TASK INSTRUCTIONS: Report how many lines of these entries hold the string "Stralsunder"; reply with the number alone.

ENTRIES PROVIDED:
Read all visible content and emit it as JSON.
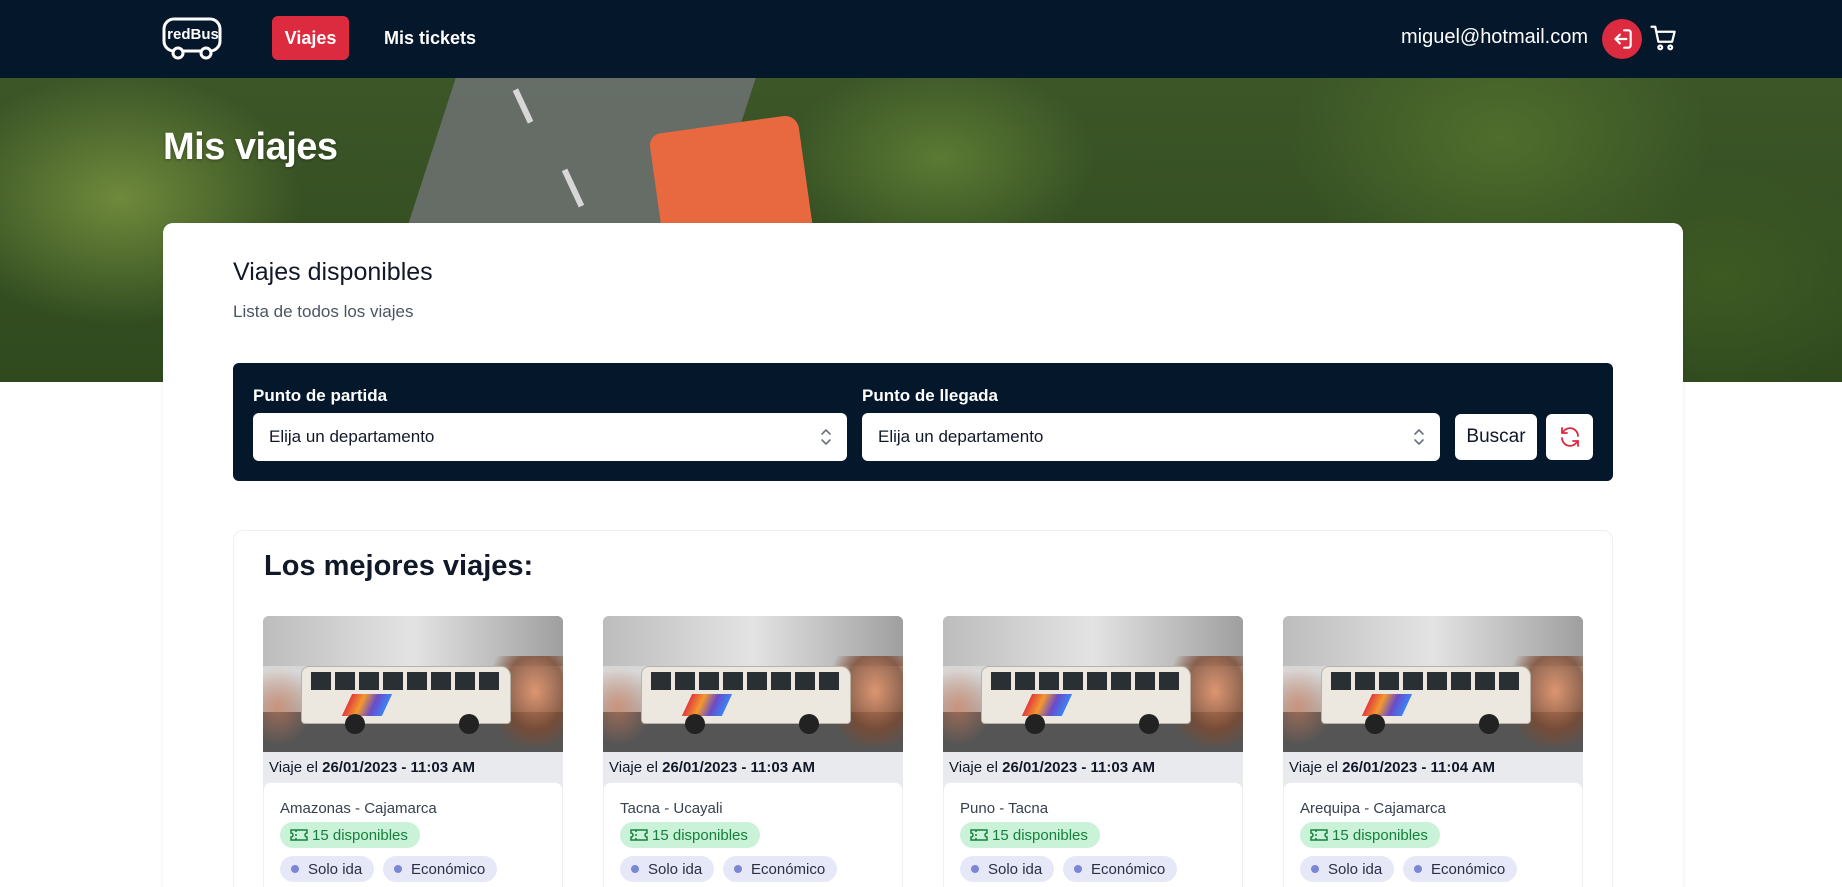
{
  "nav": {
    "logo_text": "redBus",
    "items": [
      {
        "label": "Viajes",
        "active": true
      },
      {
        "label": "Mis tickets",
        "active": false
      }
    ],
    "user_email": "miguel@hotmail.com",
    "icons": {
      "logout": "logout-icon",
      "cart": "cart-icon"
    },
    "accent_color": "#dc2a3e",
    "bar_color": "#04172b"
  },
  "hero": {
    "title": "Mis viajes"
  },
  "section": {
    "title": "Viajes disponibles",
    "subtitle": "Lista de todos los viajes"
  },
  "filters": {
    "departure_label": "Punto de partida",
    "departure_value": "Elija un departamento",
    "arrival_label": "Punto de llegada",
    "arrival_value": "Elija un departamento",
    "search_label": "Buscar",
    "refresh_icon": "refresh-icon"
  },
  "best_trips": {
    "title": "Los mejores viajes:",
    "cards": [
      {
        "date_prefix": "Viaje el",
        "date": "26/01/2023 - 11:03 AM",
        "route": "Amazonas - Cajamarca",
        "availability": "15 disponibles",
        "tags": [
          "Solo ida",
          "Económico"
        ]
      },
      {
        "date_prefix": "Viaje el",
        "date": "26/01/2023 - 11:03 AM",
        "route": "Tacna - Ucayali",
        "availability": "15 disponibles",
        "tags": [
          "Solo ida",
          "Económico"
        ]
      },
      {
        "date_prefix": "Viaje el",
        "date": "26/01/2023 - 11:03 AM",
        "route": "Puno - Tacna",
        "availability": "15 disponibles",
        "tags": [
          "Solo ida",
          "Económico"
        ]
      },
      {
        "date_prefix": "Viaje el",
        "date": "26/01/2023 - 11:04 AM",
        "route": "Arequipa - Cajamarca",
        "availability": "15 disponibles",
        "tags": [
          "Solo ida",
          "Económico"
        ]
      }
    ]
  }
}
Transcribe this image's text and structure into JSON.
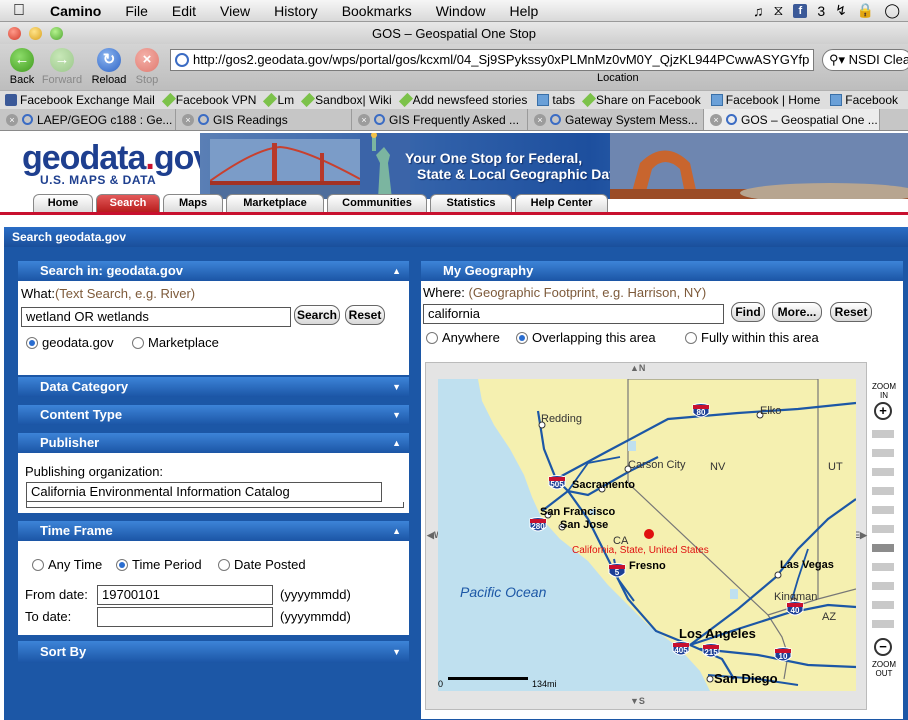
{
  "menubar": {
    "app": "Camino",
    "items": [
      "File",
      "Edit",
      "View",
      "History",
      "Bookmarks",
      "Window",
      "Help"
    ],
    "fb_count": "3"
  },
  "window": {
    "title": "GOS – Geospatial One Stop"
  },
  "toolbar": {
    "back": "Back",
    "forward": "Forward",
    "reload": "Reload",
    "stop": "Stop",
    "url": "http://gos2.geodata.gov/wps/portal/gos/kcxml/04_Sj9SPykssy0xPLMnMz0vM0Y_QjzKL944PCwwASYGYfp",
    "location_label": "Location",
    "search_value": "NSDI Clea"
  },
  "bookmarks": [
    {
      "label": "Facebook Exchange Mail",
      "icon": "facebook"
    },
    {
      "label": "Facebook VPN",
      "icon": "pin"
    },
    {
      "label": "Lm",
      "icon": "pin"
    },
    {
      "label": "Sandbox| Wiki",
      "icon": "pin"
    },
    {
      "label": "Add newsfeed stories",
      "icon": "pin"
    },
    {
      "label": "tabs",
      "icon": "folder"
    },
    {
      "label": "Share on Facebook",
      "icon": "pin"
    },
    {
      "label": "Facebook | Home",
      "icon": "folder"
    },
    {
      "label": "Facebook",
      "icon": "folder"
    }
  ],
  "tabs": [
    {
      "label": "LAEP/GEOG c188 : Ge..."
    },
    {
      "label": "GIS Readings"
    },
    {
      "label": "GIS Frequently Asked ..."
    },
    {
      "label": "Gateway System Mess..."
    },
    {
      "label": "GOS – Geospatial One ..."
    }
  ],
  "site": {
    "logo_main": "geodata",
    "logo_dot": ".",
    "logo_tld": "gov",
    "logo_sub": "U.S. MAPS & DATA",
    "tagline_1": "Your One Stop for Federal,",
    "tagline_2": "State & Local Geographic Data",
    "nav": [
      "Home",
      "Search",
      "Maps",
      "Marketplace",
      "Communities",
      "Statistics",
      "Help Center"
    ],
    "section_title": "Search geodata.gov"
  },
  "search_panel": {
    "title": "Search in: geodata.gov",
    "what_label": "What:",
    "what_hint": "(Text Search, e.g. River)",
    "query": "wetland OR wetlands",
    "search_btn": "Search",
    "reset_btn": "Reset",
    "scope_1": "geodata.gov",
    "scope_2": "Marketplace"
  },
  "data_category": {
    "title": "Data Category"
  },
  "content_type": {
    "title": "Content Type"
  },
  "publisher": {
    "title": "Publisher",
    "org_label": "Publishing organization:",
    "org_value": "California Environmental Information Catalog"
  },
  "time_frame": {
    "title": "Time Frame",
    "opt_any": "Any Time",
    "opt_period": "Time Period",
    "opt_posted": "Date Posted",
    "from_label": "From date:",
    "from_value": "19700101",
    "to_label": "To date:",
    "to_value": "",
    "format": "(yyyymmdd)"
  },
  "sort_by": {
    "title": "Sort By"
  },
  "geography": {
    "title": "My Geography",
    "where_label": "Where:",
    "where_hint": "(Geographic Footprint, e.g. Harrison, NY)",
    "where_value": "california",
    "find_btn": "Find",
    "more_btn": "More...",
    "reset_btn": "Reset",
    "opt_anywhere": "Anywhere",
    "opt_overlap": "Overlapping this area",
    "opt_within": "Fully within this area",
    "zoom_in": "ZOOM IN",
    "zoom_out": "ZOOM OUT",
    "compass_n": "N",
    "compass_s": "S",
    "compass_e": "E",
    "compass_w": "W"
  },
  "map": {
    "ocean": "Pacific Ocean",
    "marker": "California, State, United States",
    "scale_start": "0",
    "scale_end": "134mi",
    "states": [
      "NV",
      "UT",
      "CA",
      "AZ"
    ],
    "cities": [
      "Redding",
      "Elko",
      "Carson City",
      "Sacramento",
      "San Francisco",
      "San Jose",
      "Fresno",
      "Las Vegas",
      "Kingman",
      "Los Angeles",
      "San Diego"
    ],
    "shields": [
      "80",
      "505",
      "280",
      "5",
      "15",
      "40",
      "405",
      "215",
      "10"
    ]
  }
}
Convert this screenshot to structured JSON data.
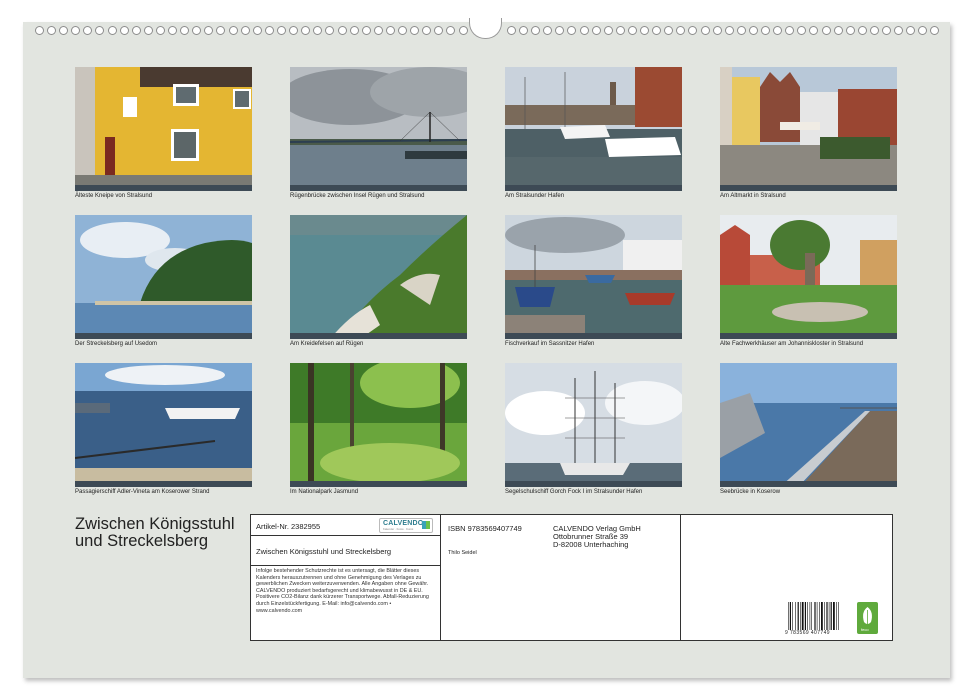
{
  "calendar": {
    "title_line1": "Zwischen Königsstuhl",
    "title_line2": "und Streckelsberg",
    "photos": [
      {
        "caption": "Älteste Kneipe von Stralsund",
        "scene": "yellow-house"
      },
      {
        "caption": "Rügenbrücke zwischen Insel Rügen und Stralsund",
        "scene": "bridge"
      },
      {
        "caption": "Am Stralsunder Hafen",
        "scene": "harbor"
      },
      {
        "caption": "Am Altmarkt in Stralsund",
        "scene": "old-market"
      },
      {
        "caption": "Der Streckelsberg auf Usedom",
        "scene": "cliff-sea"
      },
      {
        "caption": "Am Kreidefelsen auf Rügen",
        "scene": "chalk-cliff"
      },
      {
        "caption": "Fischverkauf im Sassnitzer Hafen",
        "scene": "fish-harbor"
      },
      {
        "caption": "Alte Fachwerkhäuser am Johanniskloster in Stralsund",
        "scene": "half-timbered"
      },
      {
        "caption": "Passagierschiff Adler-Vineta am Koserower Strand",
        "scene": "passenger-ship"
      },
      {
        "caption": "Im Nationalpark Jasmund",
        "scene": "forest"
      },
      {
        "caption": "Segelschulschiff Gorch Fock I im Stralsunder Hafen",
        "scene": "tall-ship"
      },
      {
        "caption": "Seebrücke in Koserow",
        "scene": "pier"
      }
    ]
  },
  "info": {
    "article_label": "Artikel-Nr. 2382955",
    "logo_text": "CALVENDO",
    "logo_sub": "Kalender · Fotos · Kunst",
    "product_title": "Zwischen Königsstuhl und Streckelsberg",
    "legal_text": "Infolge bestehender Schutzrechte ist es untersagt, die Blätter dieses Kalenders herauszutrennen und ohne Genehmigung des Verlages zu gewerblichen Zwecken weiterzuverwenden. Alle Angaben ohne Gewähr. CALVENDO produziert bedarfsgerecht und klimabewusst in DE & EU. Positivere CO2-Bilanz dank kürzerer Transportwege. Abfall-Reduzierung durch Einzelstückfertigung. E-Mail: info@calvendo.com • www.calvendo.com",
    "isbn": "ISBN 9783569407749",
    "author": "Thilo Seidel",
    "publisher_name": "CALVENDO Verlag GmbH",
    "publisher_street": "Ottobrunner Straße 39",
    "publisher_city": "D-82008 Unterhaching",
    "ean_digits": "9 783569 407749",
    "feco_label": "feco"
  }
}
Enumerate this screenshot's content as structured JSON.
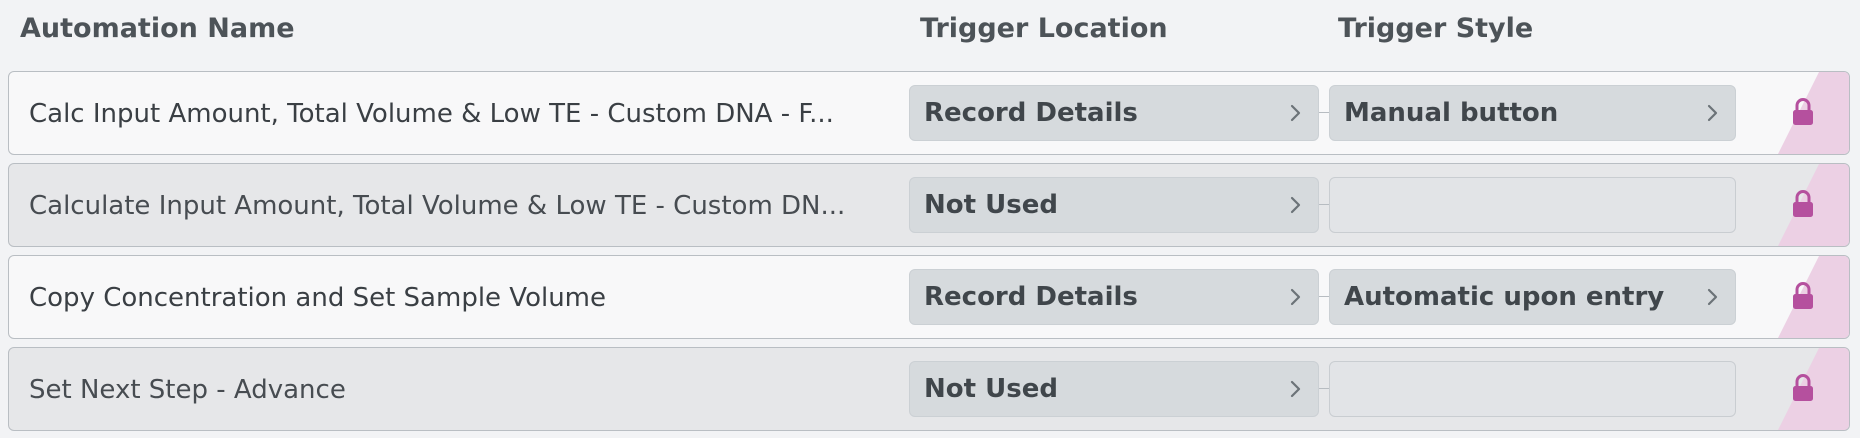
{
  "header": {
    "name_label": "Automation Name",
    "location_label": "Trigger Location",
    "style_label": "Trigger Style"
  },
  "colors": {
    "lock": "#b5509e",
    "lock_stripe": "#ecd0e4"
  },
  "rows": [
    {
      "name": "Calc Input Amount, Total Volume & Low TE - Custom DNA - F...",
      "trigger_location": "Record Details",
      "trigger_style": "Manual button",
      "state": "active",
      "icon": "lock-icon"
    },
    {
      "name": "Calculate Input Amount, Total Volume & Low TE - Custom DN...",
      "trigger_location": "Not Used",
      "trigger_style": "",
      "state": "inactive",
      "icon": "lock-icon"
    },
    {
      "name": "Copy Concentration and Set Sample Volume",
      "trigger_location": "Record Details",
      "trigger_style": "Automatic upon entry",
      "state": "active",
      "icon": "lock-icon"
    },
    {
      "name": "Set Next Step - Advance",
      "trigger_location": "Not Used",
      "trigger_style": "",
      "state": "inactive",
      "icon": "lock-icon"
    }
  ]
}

COMPLETED EXERCISE: 2